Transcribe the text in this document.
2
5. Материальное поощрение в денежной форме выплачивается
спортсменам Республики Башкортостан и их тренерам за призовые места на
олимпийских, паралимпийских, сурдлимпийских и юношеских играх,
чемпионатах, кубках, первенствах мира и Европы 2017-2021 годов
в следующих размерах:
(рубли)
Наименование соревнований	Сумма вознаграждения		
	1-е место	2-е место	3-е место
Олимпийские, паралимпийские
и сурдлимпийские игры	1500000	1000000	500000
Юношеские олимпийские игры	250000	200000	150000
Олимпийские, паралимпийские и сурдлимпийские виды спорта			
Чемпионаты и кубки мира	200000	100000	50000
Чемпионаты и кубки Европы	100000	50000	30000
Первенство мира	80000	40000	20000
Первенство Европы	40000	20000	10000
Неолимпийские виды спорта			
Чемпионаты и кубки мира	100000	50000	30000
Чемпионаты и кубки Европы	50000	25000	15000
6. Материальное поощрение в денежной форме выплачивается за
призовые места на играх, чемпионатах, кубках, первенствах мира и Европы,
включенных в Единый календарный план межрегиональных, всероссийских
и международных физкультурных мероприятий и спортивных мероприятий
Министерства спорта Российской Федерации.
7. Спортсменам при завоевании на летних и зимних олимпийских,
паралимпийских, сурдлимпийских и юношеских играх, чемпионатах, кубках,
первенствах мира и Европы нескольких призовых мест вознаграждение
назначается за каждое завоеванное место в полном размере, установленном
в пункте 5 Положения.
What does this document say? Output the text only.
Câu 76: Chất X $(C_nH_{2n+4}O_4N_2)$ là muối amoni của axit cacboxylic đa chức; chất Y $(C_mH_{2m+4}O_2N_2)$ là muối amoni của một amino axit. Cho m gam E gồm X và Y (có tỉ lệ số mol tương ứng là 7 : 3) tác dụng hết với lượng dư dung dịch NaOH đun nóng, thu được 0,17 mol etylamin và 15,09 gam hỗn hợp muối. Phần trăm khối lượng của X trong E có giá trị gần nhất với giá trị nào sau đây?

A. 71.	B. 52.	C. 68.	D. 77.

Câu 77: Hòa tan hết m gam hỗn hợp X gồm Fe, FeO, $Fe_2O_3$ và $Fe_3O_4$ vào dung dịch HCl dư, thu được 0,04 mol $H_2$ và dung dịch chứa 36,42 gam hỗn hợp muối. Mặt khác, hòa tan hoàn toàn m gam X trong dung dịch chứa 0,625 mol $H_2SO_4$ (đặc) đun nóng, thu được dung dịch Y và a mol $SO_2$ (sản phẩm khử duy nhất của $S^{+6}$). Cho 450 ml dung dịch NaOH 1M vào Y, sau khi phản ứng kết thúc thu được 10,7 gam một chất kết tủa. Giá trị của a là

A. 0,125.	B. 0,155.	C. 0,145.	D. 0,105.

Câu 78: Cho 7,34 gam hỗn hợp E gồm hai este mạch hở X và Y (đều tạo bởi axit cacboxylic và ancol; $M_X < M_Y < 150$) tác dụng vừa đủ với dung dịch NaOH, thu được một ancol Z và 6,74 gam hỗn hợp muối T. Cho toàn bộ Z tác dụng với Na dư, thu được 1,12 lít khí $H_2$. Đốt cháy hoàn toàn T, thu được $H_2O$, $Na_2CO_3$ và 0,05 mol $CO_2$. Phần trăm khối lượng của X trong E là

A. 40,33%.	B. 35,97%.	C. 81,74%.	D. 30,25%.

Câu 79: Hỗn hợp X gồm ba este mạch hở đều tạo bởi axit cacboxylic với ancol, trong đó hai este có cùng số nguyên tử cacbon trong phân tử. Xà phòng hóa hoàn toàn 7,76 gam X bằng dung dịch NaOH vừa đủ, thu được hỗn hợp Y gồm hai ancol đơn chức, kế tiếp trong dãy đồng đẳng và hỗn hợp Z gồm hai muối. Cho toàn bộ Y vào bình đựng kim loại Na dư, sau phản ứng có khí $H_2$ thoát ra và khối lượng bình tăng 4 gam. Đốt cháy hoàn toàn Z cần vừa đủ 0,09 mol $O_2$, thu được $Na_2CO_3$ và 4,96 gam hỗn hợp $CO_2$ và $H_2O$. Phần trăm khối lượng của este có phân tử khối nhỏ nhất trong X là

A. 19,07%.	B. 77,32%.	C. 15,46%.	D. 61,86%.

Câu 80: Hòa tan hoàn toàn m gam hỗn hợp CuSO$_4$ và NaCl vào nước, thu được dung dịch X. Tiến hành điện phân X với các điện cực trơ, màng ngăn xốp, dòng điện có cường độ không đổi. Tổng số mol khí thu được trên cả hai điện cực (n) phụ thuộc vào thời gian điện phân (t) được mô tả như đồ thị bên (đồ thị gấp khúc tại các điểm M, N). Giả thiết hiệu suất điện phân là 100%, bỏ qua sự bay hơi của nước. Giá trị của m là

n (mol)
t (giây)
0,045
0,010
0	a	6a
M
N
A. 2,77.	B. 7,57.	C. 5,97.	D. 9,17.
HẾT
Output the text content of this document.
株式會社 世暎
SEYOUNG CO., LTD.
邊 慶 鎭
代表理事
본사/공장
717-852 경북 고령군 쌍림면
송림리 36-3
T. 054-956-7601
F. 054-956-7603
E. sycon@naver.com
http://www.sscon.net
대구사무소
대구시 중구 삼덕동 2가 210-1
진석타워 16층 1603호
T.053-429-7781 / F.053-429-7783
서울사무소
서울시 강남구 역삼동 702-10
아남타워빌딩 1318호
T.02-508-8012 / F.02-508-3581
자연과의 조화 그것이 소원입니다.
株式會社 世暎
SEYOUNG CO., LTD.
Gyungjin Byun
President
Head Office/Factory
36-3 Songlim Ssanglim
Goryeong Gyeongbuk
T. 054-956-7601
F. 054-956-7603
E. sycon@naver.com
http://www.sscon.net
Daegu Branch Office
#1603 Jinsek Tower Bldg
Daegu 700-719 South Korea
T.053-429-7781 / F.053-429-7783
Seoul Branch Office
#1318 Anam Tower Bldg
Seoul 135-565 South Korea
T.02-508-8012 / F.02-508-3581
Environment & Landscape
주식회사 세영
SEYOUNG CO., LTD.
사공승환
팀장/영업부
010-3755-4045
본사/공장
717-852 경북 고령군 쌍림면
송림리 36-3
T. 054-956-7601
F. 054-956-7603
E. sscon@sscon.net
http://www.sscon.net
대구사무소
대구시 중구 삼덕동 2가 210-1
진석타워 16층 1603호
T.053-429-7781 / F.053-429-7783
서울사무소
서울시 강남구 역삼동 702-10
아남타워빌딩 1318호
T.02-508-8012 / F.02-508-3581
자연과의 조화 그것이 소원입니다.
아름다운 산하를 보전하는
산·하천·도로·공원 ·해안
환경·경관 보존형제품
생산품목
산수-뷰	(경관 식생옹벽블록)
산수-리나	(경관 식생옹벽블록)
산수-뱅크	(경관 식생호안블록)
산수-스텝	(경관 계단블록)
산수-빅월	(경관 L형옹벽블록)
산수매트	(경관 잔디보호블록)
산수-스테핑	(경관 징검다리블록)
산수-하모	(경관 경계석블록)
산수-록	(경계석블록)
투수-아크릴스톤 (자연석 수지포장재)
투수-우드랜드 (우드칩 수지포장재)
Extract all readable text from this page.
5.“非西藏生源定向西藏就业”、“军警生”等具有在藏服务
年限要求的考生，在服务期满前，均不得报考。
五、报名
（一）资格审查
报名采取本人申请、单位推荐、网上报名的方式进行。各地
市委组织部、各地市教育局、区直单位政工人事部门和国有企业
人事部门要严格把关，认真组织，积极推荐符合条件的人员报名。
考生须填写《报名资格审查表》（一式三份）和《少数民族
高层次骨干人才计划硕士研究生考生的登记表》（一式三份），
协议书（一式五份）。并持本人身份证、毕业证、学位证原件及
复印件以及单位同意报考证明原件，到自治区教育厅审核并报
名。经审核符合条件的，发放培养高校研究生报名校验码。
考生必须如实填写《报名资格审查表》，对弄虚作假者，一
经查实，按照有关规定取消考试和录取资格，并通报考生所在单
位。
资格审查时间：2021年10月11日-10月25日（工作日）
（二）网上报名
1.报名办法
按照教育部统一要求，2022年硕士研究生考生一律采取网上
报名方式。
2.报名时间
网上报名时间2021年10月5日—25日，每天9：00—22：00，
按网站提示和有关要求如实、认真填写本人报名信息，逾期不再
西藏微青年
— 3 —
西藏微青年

┄┄┄┄┄┄

| Problem details |
Retype, exactly and only, the lines running from the one with "Output the text content of this document." through the final line of the listing above.

| Final result |
Output the text content of this document.
株式會社 世暎
SEYOUNG CO., LTD.
邊 慶 鎭
代表理事
본사/공장
717-852 경북 고령군 쌍림면
송림리 36-3
T. 054-956-7601
F. 054-956-7603
E. sycon@naver.com
http://www.sscon.net
대구사무소
대구시 중구 삼덕동 2가 210-1
진석타워 16층 1603호
T.053-429-7781 / F.053-429-7783
서울사무소
서울시 강남구 역삼동 702-10
아남타워빌딩 1318호
T.02-508-8012 / F.02-508-3581
자연과의 조화 그것이 소원입니다.
株式會社 世暎
SEYOUNG CO., LTD.
Gyungjin Byun
President
Head Office/Factory
36-3 Songlim Ssanglim
Goryeong Gyeongbuk
T. 054-956-7601
F. 054-956-7603
E. sycon@naver.com
http://www.sscon.net
Daegu Branch Office
#1603 Jinsek Tower Bldg
Daegu 700-719 South Korea
T.053-429-7781 / F.053-429-7783
Seoul Branch Office
#1318 Anam Tower Bldg
Seoul 135-565 South Korea
T.02-508-8012 / F.02-508-3581
Environment & Landscape
주식회사 세영
SEYOUNG CO., LTD.
사공승환
팀장/영업부
010-3755-4045
본사/공장
717-852 경북 고령군 쌍림면
송림리 36-3
T. 054-956-7601
F. 054-956-7603
E. sscon@sscon.net
http://www.sscon.net
대구사무소
대구시 중구 삼덕동 2가 210-1
진석타워 16층 1603호
T.053-429-7781 / F.053-429-7783
서울사무소
서울시 강남구 역삼동 702-10
아남타워빌딩 1318호
T.02-508-8012 / F.02-508-3581
자연과의 조화 그것이 소원입니다.
아름다운 산하를 보전하는
산·하천·도로·공원 ·해안
환경·경관 보존형제품
생산품목
산수-뷰	(경관 식생옹벽블록)
산수-리나	(경관 식생옹벽블록)
산수-뱅크	(경관 식생호안블록)
산수-스텝	(경관 계단블록)
산수-빅월	(경관 L형옹벽블록)
산수매트	(경관 잔디보호블록)
산수-스테핑	(경관 징검다리블록)
산수-하모	(경관 경계석블록)
산수-록	(경계석블록)
투수-아크릴스톤 (자연석 수지포장재)
투수-우드랜드 (우드칩 수지포장재)
Extract all readable text from this page.
5.“非西藏生源定向西藏就业”、“军警生”等具有在藏服务
年限要求的考生，在服务期满前，均不得报考。
五、报名
（一）资格审查
报名采取本人申请、单位推荐、网上报名的方式进行。各地
市委组织部、各地市教育局、区直单位政工人事部门和国有企业
人事部门要严格把关，认真组织，积极推荐符合条件的人员报名。
考生须填写《报名资格审查表》（一式三份）和《少数民族
高层次骨干人才计划硕士研究生考生的登记表》（一式三份），
协议书（一式五份）。并持本人身份证、毕业证、学位证原件及
复印件以及单位同意报考证明原件，到自治区教育厅审核并报
名。经审核符合条件的，发放培养高校研究生报名校验码。
考生必须如实填写《报名资格审查表》，对弄虚作假者，一
经查实，按照有关规定取消考试和录取资格，并通报考生所在单
位。
资格审查时间：2021年10月11日-10月25日（工作日）
（二）网上报名
1.报名办法
按照教育部统一要求，2022年硕士研究生考生一律采取网上
报名方式。
2.报名时间
网上报名时间2021年10月5日—25日，每天9：00—22：00，
按网站提示和有关要求如实、认真填写本人报名信息，逾期不再
西藏微青年
— 3 —
西藏微青年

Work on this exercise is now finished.